------ Data rows

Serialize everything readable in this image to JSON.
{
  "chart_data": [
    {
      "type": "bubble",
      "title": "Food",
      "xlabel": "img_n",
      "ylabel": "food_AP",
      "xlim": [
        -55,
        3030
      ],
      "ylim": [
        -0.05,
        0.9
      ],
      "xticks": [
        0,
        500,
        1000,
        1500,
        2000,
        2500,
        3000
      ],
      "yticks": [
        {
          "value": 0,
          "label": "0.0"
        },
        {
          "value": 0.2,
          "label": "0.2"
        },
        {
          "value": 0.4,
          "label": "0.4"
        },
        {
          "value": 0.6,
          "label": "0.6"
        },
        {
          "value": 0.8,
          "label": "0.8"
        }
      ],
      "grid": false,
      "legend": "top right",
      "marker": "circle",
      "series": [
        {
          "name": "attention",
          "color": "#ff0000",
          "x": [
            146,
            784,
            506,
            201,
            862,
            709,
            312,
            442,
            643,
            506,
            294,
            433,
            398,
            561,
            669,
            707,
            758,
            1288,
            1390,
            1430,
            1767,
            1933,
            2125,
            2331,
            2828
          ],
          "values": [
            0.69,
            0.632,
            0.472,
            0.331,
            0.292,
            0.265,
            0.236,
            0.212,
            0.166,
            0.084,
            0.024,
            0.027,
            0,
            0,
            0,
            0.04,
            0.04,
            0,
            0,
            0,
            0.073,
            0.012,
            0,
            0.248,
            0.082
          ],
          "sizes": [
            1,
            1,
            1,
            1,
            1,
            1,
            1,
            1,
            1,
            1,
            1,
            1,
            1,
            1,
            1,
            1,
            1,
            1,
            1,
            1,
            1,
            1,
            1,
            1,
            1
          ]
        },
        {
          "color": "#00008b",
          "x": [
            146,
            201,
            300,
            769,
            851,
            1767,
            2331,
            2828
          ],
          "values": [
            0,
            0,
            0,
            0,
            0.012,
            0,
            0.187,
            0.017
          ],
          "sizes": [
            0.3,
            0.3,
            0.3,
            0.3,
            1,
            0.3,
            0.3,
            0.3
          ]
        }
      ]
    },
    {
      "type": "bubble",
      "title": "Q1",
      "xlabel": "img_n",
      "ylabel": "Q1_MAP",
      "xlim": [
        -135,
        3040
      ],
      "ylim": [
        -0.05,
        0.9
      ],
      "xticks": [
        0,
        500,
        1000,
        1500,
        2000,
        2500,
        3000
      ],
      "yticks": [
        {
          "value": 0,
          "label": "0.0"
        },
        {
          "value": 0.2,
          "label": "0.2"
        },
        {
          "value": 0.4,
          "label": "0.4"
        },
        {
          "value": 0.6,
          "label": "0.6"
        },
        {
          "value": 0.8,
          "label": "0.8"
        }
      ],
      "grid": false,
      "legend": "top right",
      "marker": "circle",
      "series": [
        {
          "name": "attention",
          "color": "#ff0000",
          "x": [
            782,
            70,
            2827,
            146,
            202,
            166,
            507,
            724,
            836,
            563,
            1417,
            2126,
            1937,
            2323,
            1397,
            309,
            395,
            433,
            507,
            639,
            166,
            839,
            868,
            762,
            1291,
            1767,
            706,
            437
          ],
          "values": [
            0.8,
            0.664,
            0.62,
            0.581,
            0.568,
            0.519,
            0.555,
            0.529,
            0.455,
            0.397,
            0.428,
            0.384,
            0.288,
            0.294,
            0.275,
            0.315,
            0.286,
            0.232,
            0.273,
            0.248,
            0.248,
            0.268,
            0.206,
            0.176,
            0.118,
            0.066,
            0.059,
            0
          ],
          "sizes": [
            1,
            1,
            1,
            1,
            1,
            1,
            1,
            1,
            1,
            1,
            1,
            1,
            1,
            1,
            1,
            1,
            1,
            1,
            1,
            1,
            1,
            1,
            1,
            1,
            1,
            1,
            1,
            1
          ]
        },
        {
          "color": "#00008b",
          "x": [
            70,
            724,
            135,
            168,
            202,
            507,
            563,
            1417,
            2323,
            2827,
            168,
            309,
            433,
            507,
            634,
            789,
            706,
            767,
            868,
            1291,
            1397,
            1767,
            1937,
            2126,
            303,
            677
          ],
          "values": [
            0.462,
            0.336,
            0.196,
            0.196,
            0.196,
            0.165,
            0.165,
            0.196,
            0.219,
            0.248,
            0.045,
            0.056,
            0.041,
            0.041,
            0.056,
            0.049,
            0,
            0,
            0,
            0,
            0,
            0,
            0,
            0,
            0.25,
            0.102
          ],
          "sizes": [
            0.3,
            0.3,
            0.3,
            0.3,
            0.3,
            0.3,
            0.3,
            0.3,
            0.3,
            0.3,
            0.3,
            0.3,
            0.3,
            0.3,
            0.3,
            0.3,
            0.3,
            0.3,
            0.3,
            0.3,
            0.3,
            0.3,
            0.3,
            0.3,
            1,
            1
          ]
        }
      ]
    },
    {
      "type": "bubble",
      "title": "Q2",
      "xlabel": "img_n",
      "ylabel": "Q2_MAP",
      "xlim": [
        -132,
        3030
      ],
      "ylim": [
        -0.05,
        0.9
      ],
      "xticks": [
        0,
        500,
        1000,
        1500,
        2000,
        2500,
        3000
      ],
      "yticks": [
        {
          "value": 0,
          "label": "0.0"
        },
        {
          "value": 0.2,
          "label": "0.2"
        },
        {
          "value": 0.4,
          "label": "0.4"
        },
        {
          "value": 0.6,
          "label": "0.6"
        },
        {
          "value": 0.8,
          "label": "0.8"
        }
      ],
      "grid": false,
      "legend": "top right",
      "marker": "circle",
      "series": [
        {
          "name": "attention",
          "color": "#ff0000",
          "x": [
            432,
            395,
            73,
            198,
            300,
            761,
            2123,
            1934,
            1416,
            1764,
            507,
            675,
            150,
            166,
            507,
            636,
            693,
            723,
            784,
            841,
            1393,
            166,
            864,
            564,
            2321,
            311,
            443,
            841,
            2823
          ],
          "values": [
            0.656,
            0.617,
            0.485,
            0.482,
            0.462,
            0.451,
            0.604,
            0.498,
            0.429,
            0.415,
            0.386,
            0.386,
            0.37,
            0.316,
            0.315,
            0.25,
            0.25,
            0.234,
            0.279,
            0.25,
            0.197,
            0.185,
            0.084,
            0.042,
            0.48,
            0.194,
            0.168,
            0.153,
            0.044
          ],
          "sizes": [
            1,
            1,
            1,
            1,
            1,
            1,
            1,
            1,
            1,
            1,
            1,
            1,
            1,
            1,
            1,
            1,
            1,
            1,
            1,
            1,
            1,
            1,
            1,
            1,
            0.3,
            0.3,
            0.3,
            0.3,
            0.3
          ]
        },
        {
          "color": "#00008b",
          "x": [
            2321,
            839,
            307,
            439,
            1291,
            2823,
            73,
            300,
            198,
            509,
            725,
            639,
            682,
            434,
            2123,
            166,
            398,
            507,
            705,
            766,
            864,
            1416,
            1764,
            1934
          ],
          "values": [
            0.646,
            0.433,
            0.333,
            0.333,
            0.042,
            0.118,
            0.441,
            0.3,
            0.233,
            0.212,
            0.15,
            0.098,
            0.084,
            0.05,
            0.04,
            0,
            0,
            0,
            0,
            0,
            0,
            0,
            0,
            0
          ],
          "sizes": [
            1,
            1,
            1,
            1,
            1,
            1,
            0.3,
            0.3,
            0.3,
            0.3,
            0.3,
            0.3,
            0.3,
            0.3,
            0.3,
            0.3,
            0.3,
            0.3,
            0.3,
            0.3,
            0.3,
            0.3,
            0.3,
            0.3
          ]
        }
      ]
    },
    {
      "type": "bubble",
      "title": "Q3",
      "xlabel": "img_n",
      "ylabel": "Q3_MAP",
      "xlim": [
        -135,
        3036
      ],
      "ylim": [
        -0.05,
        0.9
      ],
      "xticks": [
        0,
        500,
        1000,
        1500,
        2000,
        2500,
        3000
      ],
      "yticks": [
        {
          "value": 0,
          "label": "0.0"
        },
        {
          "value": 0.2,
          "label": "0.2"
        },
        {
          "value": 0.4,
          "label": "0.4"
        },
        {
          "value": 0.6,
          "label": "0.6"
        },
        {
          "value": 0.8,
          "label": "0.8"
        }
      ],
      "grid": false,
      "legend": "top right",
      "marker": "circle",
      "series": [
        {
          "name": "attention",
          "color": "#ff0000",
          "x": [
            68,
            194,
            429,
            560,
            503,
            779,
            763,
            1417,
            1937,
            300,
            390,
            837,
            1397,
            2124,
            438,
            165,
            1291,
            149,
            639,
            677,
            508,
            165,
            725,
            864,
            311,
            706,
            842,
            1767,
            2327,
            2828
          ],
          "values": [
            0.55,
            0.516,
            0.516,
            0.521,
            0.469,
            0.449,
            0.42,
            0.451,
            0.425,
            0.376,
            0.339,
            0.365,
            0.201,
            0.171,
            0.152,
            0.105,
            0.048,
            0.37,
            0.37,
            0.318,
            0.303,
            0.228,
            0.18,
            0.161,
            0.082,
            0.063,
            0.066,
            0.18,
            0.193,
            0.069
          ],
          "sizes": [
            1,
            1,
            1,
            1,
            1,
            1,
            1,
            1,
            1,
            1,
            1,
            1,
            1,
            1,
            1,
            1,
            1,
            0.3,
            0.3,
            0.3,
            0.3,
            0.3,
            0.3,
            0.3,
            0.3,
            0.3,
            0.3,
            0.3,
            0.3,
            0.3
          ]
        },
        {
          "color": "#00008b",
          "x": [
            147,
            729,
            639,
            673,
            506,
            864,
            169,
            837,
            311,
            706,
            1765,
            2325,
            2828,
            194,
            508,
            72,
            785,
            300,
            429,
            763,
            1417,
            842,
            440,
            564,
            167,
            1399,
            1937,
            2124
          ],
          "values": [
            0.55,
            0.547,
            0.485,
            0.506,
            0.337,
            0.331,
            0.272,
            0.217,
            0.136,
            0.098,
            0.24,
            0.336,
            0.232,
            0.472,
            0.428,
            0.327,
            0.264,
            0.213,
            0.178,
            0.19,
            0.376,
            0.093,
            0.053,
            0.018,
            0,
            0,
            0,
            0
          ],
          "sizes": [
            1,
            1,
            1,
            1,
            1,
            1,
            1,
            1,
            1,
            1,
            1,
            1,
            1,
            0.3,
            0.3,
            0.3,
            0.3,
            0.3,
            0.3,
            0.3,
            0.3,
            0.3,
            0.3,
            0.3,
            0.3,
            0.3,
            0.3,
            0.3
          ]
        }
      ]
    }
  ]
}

------------

Copy each line of the records that contains the word "title".

● The answer:
      "title": "Food",
      "title": "Q1",
      "title": "Q2",
      "title": "Q3",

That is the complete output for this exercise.